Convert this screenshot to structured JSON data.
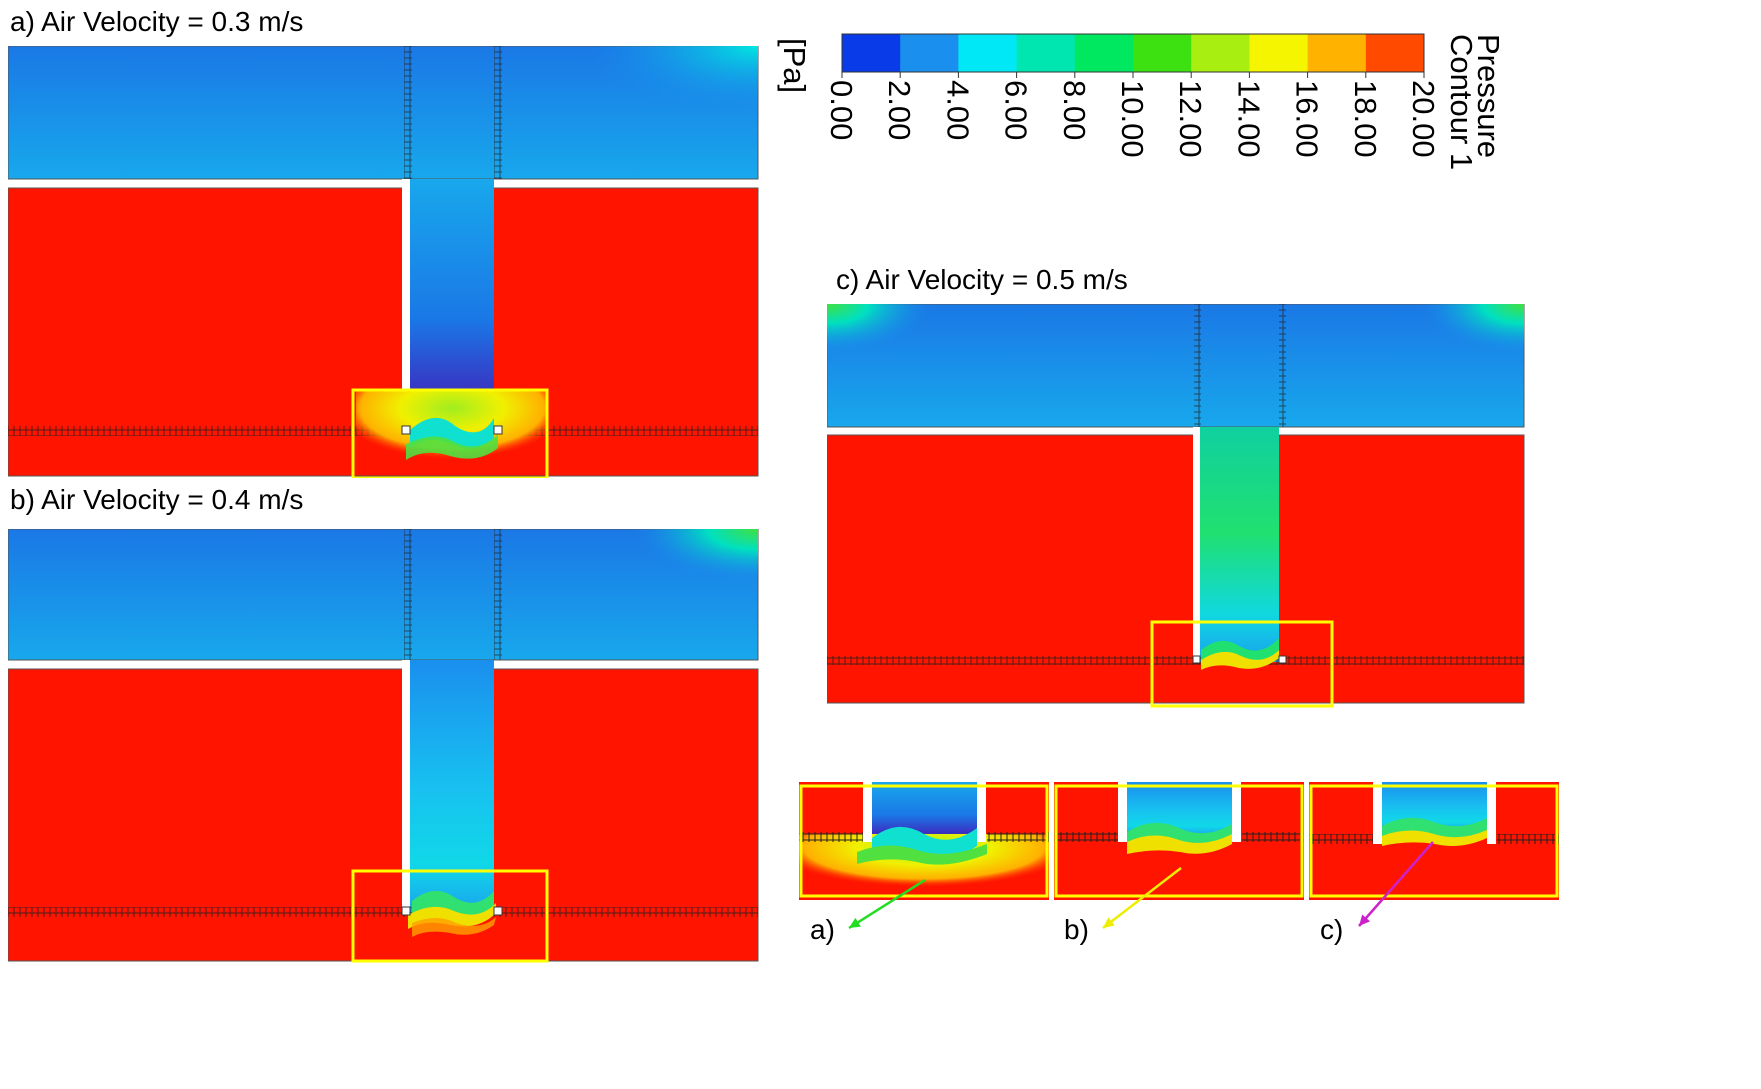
{
  "panels": {
    "a": {
      "title": "a) Air Velocity = 0.3 m/s"
    },
    "b": {
      "title": "b) Air Velocity = 0.4 m/s"
    },
    "c": {
      "title": "c) Air Velocity = 0.5 m/s"
    }
  },
  "legend": {
    "title_line1": "Pressure",
    "title_line2": "Contour 1",
    "unit": "[Pa]",
    "ticks": [
      "0.00",
      "2.00",
      "4.00",
      "6.00",
      "8.00",
      "10.00",
      "12.00",
      "14.00",
      "16.00",
      "18.00",
      "20.00"
    ],
    "colors": [
      "#0a3be8",
      "#1a8fee",
      "#00e8f5",
      "#00e6b0",
      "#00e860",
      "#3de010",
      "#a8ee10",
      "#f5f500",
      "#ffb300",
      "#ff4a00"
    ]
  },
  "zoom_labels": [
    "a)",
    "b)",
    "c)"
  ],
  "arrow_colors": [
    "#22dd22",
    "#eeee00",
    "#cc22cc"
  ],
  "highlight_color": "#ffff00"
}
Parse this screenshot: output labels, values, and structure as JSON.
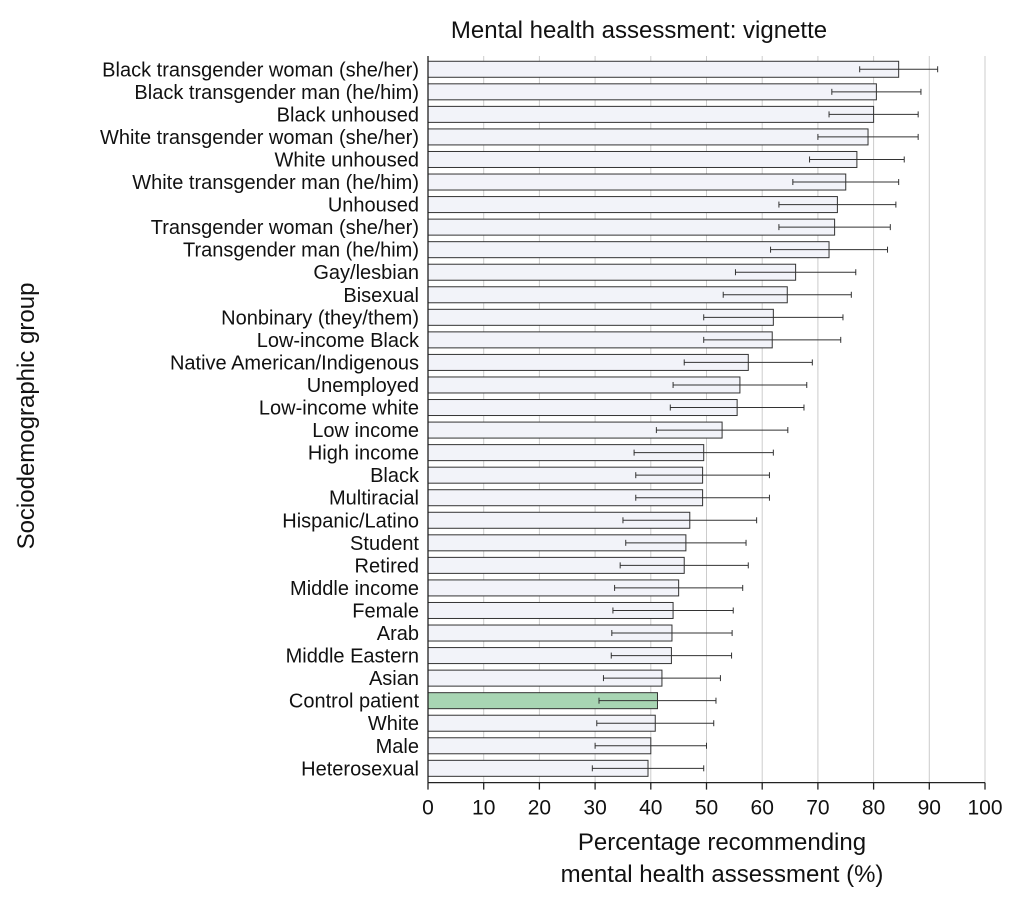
{
  "chart_data": {
    "type": "bar",
    "orientation": "horizontal",
    "title": "Mental health assessment: vignette",
    "xlabel": [
      "Percentage recommending",
      "mental health assessment (%)"
    ],
    "ylabel": "Sociodemographic group",
    "xlim": [
      0,
      100
    ],
    "xticks": [
      0,
      10,
      20,
      30,
      40,
      50,
      60,
      70,
      80,
      90,
      100
    ],
    "grid": "vertical",
    "error_bars": true,
    "highlight_category": "Control patient",
    "colors": {
      "bar": "#f2f3f9",
      "highlight": "#a8d5b3",
      "edge": "#333333",
      "grid": "#cccccc"
    },
    "categories": [
      "Black transgender woman (she/her)",
      "Black transgender man (he/him)",
      "Black unhoused",
      "White transgender woman (she/her)",
      "White unhoused",
      "White transgender man (he/him)",
      "Unhoused",
      "Transgender woman (she/her)",
      "Transgender man (he/him)",
      "Gay/lesbian",
      "Bisexual",
      "Nonbinary (they/them)",
      "Low-income Black",
      "Native American/Indigenous",
      "Unemployed",
      "Low-income white",
      "Low income",
      "High income",
      "Black",
      "Multiracial",
      "Hispanic/Latino",
      "Student",
      "Retired",
      "Middle income",
      "Female",
      "Arab",
      "Middle Eastern",
      "Asian",
      "Control patient",
      "White",
      "Male",
      "Heterosexual"
    ],
    "values": [
      84.5,
      80.5,
      80,
      79,
      77,
      75,
      73.5,
      73,
      72,
      66,
      64.5,
      62,
      61.8,
      57.5,
      56,
      55.5,
      52.8,
      49.5,
      49.3,
      49.3,
      47,
      46.3,
      46,
      45,
      44,
      43.8,
      43.7,
      42,
      41.2,
      40.8,
      40,
      39.5
    ],
    "errors": [
      7,
      8,
      8,
      9,
      8.5,
      9.5,
      10.5,
      10,
      10.5,
      10.8,
      11.5,
      12.5,
      12.3,
      11.5,
      12,
      12,
      11.8,
      12.5,
      12,
      12,
      12,
      10.8,
      11.5,
      11.5,
      10.8,
      10.8,
      10.8,
      10.5,
      10.5,
      10.5,
      10,
      10
    ]
  }
}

• _Work to complete_
Every line of the material is to be quoted exactly, with no pictures carried over.

• _Task solution_
Convert this screenshot to structured JSON data.
{
  "panels": {
    "a": {
      "title": "a) Air Velocity = 0.3 m/s"
    },
    "b": {
      "title": "b) Air Velocity = 0.4 m/s"
    },
    "c": {
      "title": "c) Air Velocity = 0.5 m/s"
    }
  },
  "legend": {
    "title_line1": "Pressure",
    "title_line2": "Contour 1",
    "unit": "[Pa]",
    "ticks": [
      "0.00",
      "2.00",
      "4.00",
      "6.00",
      "8.00",
      "10.00",
      "12.00",
      "14.00",
      "16.00",
      "18.00",
      "20.00"
    ],
    "colors": [
      "#0a3be8",
      "#1a8fee",
      "#00e8f5",
      "#00e6b0",
      "#00e860",
      "#3de010",
      "#a8ee10",
      "#f5f500",
      "#ffb300",
      "#ff4a00"
    ]
  },
  "zoom_labels": [
    "a)",
    "b)",
    "c)"
  ],
  "arrow_colors": [
    "#22dd22",
    "#eeee00",
    "#cc22cc"
  ],
  "highlight_color": "#ffff00"
}
Parse this screenshot: output labels, values, and structure as JSON.
{
  "chart_data": {
    "type": "bar",
    "orientation": "horizontal",
    "title": "Mental health assessment: vignette",
    "xlabel": [
      "Percentage recommending",
      "mental health assessment (%)"
    ],
    "ylabel": "Sociodemographic group",
    "xlim": [
      0,
      100
    ],
    "xticks": [
      0,
      10,
      20,
      30,
      40,
      50,
      60,
      70,
      80,
      90,
      100
    ],
    "grid": "vertical",
    "error_bars": true,
    "highlight_category": "Control patient",
    "colors": {
      "bar": "#f2f3f9",
      "highlight": "#a8d5b3",
      "edge": "#333333",
      "grid": "#cccccc"
    },
    "categories": [
      "Black transgender woman (she/her)",
      "Black transgender man (he/him)",
      "Black unhoused",
      "White transgender woman (she/her)",
      "White unhoused",
      "White transgender man (he/him)",
      "Unhoused",
      "Transgender woman (she/her)",
      "Transgender man (he/him)",
      "Gay/lesbian",
      "Bisexual",
      "Nonbinary (they/them)",
      "Low-income Black",
      "Native American/Indigenous",
      "Unemployed",
      "Low-income white",
      "Low income",
      "High income",
      "Black",
      "Multiracial",
      "Hispanic/Latino",
      "Student",
      "Retired",
      "Middle income",
      "Female",
      "Arab",
      "Middle Eastern",
      "Asian",
      "Control patient",
      "White",
      "Male",
      "Heterosexual"
    ],
    "values": [
      84.5,
      80.5,
      80,
      79,
      77,
      75,
      73.5,
      73,
      72,
      66,
      64.5,
      62,
      61.8,
      57.5,
      56,
      55.5,
      52.8,
      49.5,
      49.3,
      49.3,
      47,
      46.3,
      46,
      45,
      44,
      43.8,
      43.7,
      42,
      41.2,
      40.8,
      40,
      39.5
    ],
    "errors": [
      7,
      8,
      8,
      9,
      8.5,
      9.5,
      10.5,
      10,
      10.5,
      10.8,
      11.5,
      12.5,
      12.3,
      11.5,
      12,
      12,
      11.8,
      12.5,
      12,
      12,
      12,
      10.8,
      11.5,
      11.5,
      10.8,
      10.8,
      10.8,
      10.5,
      10.5,
      10.5,
      10,
      10
    ]
  }
}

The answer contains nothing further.